[Entries from a visual dataset]
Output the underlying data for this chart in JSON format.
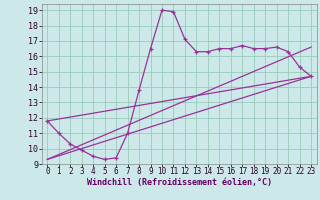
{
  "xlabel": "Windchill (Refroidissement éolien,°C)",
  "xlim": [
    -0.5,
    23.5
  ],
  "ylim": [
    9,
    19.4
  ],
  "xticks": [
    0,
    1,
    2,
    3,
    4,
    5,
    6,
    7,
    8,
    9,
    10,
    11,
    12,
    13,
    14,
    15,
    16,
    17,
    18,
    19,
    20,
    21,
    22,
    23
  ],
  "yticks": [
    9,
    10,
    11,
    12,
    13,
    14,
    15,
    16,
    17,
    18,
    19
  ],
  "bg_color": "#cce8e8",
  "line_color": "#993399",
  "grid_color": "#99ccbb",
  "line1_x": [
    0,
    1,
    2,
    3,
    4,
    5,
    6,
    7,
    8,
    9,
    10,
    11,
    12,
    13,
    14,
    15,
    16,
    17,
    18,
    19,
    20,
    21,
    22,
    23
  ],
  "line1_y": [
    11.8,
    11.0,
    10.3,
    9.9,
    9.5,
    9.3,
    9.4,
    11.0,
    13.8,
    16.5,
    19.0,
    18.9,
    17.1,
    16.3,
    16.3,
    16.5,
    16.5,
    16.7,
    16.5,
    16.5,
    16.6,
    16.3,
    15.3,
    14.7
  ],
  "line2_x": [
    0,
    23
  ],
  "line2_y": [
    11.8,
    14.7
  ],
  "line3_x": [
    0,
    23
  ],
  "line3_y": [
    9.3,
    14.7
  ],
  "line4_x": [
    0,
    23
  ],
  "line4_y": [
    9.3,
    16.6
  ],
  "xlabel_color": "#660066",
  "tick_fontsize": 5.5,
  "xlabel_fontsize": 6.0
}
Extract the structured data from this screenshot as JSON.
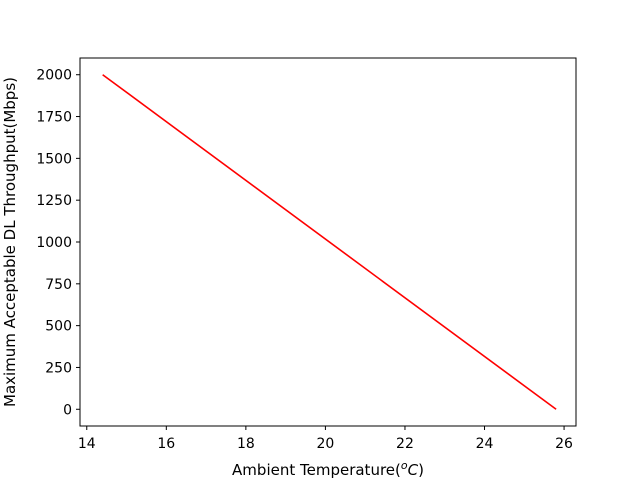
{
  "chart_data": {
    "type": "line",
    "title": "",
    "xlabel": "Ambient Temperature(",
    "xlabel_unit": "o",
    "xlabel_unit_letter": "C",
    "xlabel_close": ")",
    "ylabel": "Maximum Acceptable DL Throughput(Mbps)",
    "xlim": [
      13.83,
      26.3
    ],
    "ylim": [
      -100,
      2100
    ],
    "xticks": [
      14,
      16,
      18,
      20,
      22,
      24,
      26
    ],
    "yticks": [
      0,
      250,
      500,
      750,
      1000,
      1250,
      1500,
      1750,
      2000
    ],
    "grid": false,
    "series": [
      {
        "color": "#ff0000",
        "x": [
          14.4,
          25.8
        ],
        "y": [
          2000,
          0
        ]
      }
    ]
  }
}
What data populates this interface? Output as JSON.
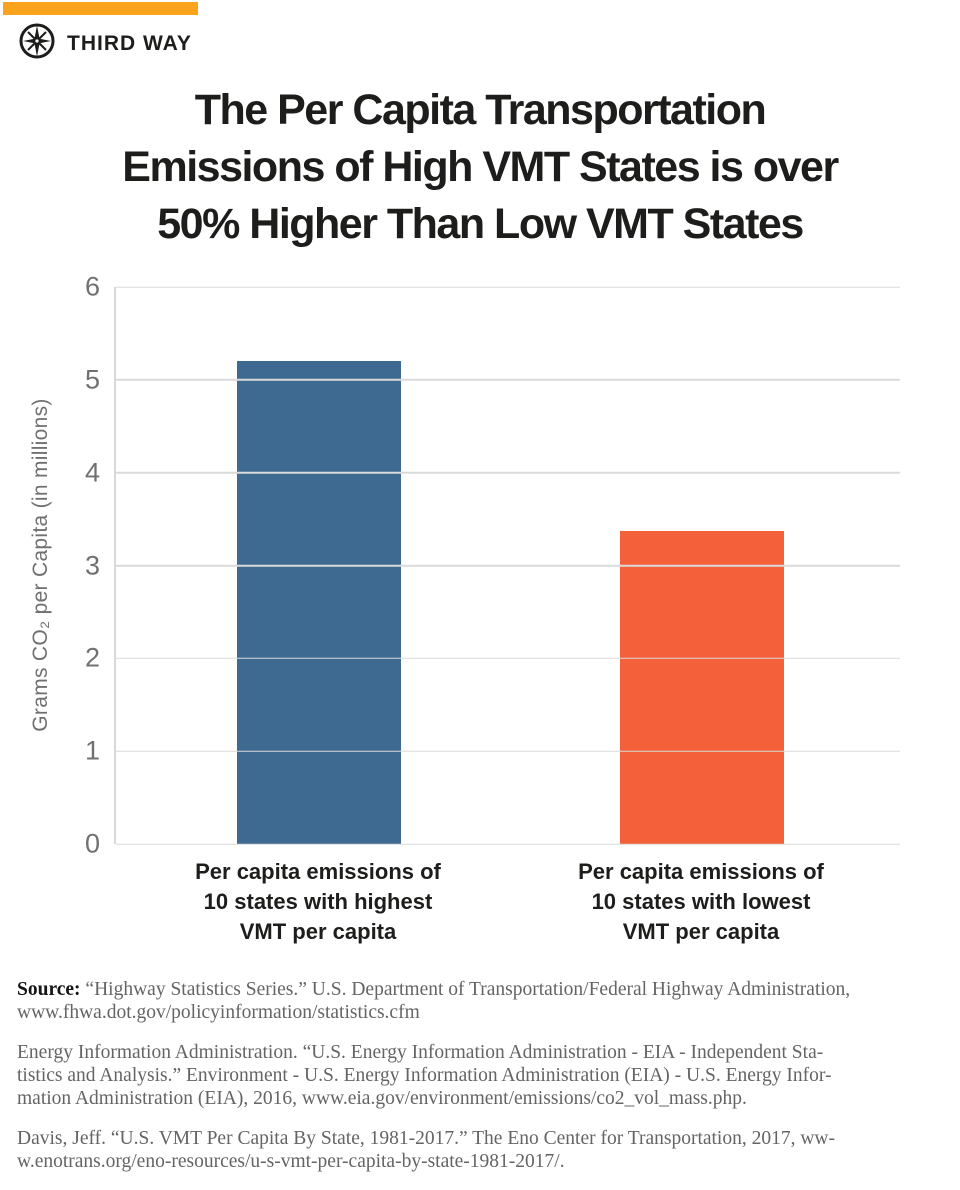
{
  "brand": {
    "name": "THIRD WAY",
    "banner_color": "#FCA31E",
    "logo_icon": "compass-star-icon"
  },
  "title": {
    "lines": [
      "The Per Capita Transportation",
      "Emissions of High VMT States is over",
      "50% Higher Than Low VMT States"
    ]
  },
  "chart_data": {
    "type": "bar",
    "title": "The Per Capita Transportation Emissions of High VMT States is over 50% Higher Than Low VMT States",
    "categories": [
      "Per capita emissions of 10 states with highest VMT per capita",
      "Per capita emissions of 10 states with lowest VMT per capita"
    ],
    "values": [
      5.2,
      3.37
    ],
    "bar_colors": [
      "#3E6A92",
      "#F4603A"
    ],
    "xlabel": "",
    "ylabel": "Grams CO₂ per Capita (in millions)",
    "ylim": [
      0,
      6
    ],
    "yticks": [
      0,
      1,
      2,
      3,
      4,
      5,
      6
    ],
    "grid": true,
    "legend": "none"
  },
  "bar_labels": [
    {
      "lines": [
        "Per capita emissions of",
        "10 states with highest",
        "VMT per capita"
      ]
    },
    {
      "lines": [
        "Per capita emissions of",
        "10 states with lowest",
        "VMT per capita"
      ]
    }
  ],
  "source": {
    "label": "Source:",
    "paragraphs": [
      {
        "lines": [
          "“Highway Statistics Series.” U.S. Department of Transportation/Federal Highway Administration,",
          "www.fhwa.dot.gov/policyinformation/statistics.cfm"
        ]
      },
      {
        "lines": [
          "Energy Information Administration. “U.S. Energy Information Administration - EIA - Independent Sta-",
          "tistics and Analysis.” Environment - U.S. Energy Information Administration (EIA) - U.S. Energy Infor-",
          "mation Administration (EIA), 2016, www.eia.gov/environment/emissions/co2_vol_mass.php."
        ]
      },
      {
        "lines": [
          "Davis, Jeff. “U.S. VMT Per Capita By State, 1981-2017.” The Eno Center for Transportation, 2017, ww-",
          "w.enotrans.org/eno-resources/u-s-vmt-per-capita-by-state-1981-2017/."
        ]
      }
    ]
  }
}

● **SHORT TASK**
Without including the pictures, return each record above exactly as it stands.

● **TASK RESULT**
Output the underlying data for this chart in JSON format.
{
  "xlabel": "Windchill (Refroidissement éolien,°C)",
  "xlim": [
    -0.5,
    23.5
  ],
  "ylim": [
    9,
    19.4
  ],
  "xticks": [
    0,
    1,
    2,
    3,
    4,
    5,
    6,
    7,
    8,
    9,
    10,
    11,
    12,
    13,
    14,
    15,
    16,
    17,
    18,
    19,
    20,
    21,
    22,
    23
  ],
  "yticks": [
    9,
    10,
    11,
    12,
    13,
    14,
    15,
    16,
    17,
    18,
    19
  ],
  "bg_color": "#cce8e8",
  "line_color": "#993399",
  "grid_color": "#99ccbb",
  "line1_x": [
    0,
    1,
    2,
    3,
    4,
    5,
    6,
    7,
    8,
    9,
    10,
    11,
    12,
    13,
    14,
    15,
    16,
    17,
    18,
    19,
    20,
    21,
    22,
    23
  ],
  "line1_y": [
    11.8,
    11.0,
    10.3,
    9.9,
    9.5,
    9.3,
    9.4,
    11.0,
    13.8,
    16.5,
    19.0,
    18.9,
    17.1,
    16.3,
    16.3,
    16.5,
    16.5,
    16.7,
    16.5,
    16.5,
    16.6,
    16.3,
    15.3,
    14.7
  ],
  "line2_x": [
    0,
    23
  ],
  "line2_y": [
    11.8,
    14.7
  ],
  "line3_x": [
    0,
    23
  ],
  "line3_y": [
    9.3,
    14.7
  ],
  "line4_x": [
    0,
    23
  ],
  "line4_y": [
    9.3,
    16.6
  ],
  "xlabel_color": "#660066",
  "tick_fontsize": 5.5,
  "xlabel_fontsize": 6.0
}
Extract the structured data from this screenshot as JSON.
{
  "chart_data": {
    "type": "line",
    "title": "",
    "xlabel": "Ambient Temperature(",
    "xlabel_unit": "o",
    "xlabel_unit_letter": "C",
    "xlabel_close": ")",
    "ylabel": "Maximum Acceptable DL Throughput(Mbps)",
    "xlim": [
      13.83,
      26.3
    ],
    "ylim": [
      -100,
      2100
    ],
    "xticks": [
      14,
      16,
      18,
      20,
      22,
      24,
      26
    ],
    "yticks": [
      0,
      250,
      500,
      750,
      1000,
      1250,
      1500,
      1750,
      2000
    ],
    "grid": false,
    "series": [
      {
        "color": "#ff0000",
        "x": [
          14.4,
          25.8
        ],
        "y": [
          2000,
          0
        ]
      }
    ]
  }
}
What data populates this interface? Output as JSON.
{
  "brand": {
    "name": "THIRD WAY",
    "banner_color": "#FCA31E",
    "logo_icon": "compass-star-icon"
  },
  "title": {
    "lines": [
      "The Per Capita Transportation",
      "Emissions of High VMT States is over",
      "50% Higher Than Low VMT States"
    ]
  },
  "chart_data": {
    "type": "bar",
    "title": "The Per Capita Transportation Emissions of High VMT States is over 50% Higher Than Low VMT States",
    "categories": [
      "Per capita emissions of 10 states with highest VMT per capita",
      "Per capita emissions of 10 states with lowest VMT per capita"
    ],
    "values": [
      5.2,
      3.37
    ],
    "bar_colors": [
      "#3E6A92",
      "#F4603A"
    ],
    "xlabel": "",
    "ylabel": "Grams CO₂ per Capita (in millions)",
    "ylim": [
      0,
      6
    ],
    "yticks": [
      0,
      1,
      2,
      3,
      4,
      5,
      6
    ],
    "grid": true,
    "legend": "none"
  },
  "bar_labels": [
    {
      "lines": [
        "Per capita emissions of",
        "10 states with highest",
        "VMT per capita"
      ]
    },
    {
      "lines": [
        "Per capita emissions of",
        "10 states with lowest",
        "VMT per capita"
      ]
    }
  ],
  "source": {
    "label": "Source:",
    "paragraphs": [
      {
        "lines": [
          "“Highway Statistics Series.” U.S. Department of Transportation/Federal Highway Administration,",
          "www.fhwa.dot.gov/policyinformation/statistics.cfm"
        ]
      },
      {
        "lines": [
          "Energy Information Administration. “U.S. Energy Information Administration - EIA - Independent Sta-",
          "tistics and Analysis.” Environment - U.S. Energy Information Administration (EIA) - U.S. Energy Infor-",
          "mation Administration (EIA), 2016, www.eia.gov/environment/emissions/co2_vol_mass.php."
        ]
      },
      {
        "lines": [
          "Davis, Jeff. “U.S. VMT Per Capita By State, 1981-2017.” The Eno Center for Transportation, 2017, ww-",
          "w.enotrans.org/eno-resources/u-s-vmt-per-capita-by-state-1981-2017/."
        ]
      }
    ]
  }
}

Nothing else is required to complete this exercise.